Copy each line of the entries that contains the word "this".

[DATA PROVIDED]
------------------------

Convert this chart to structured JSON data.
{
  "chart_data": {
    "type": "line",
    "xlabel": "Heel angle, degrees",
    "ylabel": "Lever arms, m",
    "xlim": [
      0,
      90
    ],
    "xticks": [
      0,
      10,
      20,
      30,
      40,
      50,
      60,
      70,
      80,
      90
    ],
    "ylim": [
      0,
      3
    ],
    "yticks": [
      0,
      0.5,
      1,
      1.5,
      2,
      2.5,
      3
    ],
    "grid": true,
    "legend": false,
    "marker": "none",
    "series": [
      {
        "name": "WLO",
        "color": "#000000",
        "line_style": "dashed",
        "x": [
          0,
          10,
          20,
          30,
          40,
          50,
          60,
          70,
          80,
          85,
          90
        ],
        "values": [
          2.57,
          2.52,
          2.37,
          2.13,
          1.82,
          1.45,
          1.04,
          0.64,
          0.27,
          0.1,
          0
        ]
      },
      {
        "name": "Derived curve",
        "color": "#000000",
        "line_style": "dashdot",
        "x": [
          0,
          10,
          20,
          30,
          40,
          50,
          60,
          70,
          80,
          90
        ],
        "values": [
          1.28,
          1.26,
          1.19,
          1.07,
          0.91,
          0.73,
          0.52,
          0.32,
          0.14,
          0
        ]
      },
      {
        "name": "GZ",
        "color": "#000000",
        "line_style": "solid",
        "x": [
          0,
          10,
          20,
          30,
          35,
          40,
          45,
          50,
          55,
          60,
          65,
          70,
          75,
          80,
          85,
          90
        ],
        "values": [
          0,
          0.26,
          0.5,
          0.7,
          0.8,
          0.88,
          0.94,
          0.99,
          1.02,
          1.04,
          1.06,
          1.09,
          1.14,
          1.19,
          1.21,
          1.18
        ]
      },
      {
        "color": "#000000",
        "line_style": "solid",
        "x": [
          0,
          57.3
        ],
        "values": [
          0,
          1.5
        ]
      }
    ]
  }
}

------------------------

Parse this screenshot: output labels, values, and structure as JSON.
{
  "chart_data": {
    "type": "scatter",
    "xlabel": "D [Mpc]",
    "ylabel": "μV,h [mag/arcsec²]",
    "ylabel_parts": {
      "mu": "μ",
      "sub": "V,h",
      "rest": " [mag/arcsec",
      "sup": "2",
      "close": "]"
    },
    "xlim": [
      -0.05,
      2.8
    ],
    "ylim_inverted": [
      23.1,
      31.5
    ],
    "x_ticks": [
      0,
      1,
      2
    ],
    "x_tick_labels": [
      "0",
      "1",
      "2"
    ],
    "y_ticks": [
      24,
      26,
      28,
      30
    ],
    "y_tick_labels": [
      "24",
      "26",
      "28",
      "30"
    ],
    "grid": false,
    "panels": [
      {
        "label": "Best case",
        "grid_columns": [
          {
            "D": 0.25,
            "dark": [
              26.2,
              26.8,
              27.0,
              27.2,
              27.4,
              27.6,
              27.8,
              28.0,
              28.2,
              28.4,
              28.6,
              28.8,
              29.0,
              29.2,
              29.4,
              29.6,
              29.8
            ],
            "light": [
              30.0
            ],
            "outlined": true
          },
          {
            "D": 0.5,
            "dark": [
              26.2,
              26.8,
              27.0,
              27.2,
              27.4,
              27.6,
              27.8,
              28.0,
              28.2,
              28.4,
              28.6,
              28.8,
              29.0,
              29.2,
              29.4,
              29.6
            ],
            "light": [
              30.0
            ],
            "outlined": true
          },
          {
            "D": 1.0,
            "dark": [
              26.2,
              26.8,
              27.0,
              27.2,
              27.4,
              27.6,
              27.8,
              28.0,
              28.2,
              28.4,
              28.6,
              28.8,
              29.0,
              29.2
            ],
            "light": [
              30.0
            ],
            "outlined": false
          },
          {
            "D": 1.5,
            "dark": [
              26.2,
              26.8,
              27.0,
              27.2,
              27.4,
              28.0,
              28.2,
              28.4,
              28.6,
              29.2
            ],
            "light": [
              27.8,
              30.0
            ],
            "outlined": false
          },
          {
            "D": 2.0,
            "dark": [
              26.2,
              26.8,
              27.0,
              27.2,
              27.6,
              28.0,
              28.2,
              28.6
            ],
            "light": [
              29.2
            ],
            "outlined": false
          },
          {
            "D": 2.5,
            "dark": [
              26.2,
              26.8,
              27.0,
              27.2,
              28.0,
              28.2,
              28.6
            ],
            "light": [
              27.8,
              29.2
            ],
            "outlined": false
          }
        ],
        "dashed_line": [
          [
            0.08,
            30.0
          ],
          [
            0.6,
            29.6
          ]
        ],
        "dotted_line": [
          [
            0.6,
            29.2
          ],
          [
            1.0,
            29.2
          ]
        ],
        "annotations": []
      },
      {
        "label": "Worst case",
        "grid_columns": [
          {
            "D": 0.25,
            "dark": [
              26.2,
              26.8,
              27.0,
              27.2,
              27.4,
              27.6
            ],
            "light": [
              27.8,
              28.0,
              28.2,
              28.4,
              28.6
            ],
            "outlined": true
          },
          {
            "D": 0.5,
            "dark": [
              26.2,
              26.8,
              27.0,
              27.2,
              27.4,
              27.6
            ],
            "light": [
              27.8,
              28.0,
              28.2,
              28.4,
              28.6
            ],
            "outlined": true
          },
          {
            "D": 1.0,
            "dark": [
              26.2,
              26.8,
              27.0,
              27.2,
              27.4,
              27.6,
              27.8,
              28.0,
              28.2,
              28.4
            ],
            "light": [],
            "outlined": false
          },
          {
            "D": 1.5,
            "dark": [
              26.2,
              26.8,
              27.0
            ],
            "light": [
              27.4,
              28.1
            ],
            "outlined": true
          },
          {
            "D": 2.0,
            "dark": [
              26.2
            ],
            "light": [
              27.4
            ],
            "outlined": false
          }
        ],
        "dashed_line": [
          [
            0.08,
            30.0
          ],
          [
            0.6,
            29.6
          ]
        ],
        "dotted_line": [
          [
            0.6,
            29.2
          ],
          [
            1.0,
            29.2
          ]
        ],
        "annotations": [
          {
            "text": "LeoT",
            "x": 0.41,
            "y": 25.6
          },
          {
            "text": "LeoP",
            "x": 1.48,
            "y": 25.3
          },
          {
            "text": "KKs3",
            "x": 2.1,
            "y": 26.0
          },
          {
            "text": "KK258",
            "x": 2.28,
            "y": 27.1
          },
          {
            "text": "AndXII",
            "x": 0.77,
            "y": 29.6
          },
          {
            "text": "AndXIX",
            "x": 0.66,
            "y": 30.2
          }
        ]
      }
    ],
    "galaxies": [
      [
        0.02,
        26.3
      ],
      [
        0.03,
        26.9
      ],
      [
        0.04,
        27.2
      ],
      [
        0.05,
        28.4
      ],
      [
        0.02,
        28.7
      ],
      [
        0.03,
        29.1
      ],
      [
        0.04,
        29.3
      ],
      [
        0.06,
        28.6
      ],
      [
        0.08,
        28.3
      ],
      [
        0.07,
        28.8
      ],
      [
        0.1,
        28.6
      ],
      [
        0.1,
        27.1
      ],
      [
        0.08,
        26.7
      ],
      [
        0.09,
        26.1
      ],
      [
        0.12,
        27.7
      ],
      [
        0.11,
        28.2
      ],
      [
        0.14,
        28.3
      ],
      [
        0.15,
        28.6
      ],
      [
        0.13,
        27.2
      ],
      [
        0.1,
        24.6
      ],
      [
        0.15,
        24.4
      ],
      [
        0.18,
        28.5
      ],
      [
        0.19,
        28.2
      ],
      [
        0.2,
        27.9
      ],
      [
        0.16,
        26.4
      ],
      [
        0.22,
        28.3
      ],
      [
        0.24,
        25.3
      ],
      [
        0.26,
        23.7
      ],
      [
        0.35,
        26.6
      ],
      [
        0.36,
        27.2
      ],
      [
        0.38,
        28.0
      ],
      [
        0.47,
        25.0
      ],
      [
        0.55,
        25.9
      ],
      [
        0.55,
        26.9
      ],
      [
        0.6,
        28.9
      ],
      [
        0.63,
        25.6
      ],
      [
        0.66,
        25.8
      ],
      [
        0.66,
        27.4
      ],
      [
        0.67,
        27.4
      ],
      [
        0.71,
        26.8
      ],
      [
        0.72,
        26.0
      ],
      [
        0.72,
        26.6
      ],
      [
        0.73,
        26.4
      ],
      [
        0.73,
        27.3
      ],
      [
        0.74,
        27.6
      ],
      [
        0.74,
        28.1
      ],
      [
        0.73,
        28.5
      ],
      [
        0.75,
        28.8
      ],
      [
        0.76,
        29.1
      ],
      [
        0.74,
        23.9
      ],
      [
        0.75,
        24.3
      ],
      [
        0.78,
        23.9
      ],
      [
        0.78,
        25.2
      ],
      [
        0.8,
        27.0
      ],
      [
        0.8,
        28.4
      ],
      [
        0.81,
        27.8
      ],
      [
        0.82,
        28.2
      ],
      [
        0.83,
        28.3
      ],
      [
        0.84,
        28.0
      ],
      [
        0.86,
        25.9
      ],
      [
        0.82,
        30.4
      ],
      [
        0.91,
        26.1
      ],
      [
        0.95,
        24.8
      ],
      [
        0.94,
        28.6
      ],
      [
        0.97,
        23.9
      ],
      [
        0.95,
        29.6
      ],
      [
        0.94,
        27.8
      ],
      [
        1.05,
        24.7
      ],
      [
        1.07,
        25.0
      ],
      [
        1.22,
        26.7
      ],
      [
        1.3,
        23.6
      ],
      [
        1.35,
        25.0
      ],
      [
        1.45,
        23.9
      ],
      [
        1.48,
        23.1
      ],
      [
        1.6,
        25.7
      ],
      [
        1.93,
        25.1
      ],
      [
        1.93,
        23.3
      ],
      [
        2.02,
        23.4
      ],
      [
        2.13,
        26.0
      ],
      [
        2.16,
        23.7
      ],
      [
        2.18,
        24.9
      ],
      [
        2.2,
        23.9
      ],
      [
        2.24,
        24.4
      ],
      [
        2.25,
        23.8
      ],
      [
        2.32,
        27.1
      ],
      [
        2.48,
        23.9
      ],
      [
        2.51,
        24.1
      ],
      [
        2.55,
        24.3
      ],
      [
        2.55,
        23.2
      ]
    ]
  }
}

------------------------

[COMPLETE ANSWER]
Convert this chart to structured JSON data.
Parse this screenshot: output labels, values, and structure as JSON.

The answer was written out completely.